**SUPPLIED TEXT**
-- start --

Contribution from Johan Lundberg:
How to use PBS with my AFS account?
Firstly you need to find out if you
really have an AFS account. Type pwd, the answer should begin with /afs/physto.se/.
All fysikum AFS users have their own publicly read/writable scratch area,
to be used with PBS. It is available through the environment variable
$SCRATCH, hence to go to it just type cd $SCRATCH
When using PBS, you have to make sure your job is only trying to write
to files in $SCRATCH. The complexity of doing this really depends on
what you do in the scripts. A minimum of things you need to do is to copy
your pbs scripts to $SCRATCH:
cp -p afs_testjob.sh $SCRATCH/
change current working directory to the scratch area:
cd $SCRATCH
and run your script with qsub as usual.
The most important command are
- klog
- to obtain an AFS tokens
- fs
- interacts with the host's AFS cache manager; this command is used to
manage Access Control Lists, obtain information about AFS directories (e.g.
mount points, AFS volume where the directory resides, quota), and
control/configure various variables in the cache manager (e.g. cache size,
server preferences).

-- end --

**PROBLEMS TO WORK ON**
- A) Translate this sentence from the AFS and PBS guide into Spanish: "When using PBS, you have to make sure your job is only trying to write to files in $SCRATCH."
- B) Continue the AFS and PBS guide from the point where it stops.

**DATA ENTRIES**
-- start --

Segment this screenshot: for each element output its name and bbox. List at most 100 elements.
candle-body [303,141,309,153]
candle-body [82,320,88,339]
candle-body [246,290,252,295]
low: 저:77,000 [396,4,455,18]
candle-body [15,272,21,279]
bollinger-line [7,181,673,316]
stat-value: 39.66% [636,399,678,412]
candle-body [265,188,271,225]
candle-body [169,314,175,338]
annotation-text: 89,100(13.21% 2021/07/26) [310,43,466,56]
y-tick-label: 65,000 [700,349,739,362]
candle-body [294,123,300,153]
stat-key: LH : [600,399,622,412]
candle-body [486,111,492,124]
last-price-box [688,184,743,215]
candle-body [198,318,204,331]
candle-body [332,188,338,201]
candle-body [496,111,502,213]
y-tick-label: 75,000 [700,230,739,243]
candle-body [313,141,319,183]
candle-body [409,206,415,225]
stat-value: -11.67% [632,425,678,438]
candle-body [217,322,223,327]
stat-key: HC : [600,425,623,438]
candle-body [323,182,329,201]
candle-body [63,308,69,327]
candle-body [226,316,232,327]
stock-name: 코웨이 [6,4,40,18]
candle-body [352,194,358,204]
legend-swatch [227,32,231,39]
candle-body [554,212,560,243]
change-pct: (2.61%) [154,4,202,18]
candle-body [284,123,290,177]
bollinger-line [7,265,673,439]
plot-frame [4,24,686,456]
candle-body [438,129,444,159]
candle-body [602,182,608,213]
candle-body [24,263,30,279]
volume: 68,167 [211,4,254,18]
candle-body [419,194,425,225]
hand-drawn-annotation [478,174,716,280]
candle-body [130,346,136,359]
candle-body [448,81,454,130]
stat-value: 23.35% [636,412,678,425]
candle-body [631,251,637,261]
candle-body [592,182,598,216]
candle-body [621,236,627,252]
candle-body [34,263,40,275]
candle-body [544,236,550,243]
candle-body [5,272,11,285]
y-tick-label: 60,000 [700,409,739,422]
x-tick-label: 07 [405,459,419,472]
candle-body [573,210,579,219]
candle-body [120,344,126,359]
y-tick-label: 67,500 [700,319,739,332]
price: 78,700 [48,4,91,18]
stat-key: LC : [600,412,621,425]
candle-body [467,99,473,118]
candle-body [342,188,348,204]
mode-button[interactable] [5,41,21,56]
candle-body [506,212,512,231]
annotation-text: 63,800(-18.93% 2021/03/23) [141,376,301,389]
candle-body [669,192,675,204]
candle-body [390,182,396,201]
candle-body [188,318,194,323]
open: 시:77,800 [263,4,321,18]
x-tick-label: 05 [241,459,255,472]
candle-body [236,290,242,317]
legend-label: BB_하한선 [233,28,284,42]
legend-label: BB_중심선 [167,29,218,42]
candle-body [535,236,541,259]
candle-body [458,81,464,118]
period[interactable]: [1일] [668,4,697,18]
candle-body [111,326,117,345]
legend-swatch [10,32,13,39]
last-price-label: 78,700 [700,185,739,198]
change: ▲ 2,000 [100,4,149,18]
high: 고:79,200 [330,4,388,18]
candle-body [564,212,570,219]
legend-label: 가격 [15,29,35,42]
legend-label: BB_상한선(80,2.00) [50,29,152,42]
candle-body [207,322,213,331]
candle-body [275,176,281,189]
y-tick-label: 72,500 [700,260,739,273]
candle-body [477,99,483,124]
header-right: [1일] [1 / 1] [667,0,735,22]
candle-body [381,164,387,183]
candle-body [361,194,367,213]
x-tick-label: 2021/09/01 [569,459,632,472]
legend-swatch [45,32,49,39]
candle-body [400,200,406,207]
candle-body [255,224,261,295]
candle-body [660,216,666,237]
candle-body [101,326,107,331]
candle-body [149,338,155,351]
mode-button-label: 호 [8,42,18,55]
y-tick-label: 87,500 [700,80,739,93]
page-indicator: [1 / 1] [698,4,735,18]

-- end --

**ANSWERS TO THE PROBLEMS**
- A) Al usar PBS, debes asegurarte de que tu trabajo solo intente escribir en archivos de $SCRATCH.

- B)
- tokens
- lists all afs tokens the user currently holds
- unlog
- destroys AFS tokens
|
Example: in order to find out on which AFS file server a file resides
issue the command:
Example: an alternative and more verbose method is:
fs examine filename
vos examine 'AFS volume', with the 'AFS volume' name returned by the previous command.
|
All commands provide online help about command arguments,
displayed when using the -help switch.
Access Control Lists (ACLs) are used by AFS to control access to files
residing in the AFS file system. ACLs are defined for a directory and apply to
all files immediately residing in that directory. An ACL is a list of
userid-access right pairs. A userid is either an individual user
or a named collection of users called a protection
group, in which case the rights apply to all users in the group.
AFS defines the following access rights:
- r
- reading of files
- w
- writing to files
- k
- locking of files (flock() system call)
- l
- the right to search for files in the directory, i.e. list which files it
contains
- i
- creation of new files or directories
- d
- deletion of files
- a
- the right to change the ACL
|
Mnemonic rights formed from those above are
- all
- r+w+k+l+i+d+a
- none
- entry deleted from access list. This does not mean that the user has no
rights, since other ACL entries may still apply
- read
- r+l
- write
- r+w+k+l+i+d, i.e. everything except 'a'
Access rights for a directory can be examined and defined using the fs
listacl (or just fs la) and fs setacl (or fs sa) commands.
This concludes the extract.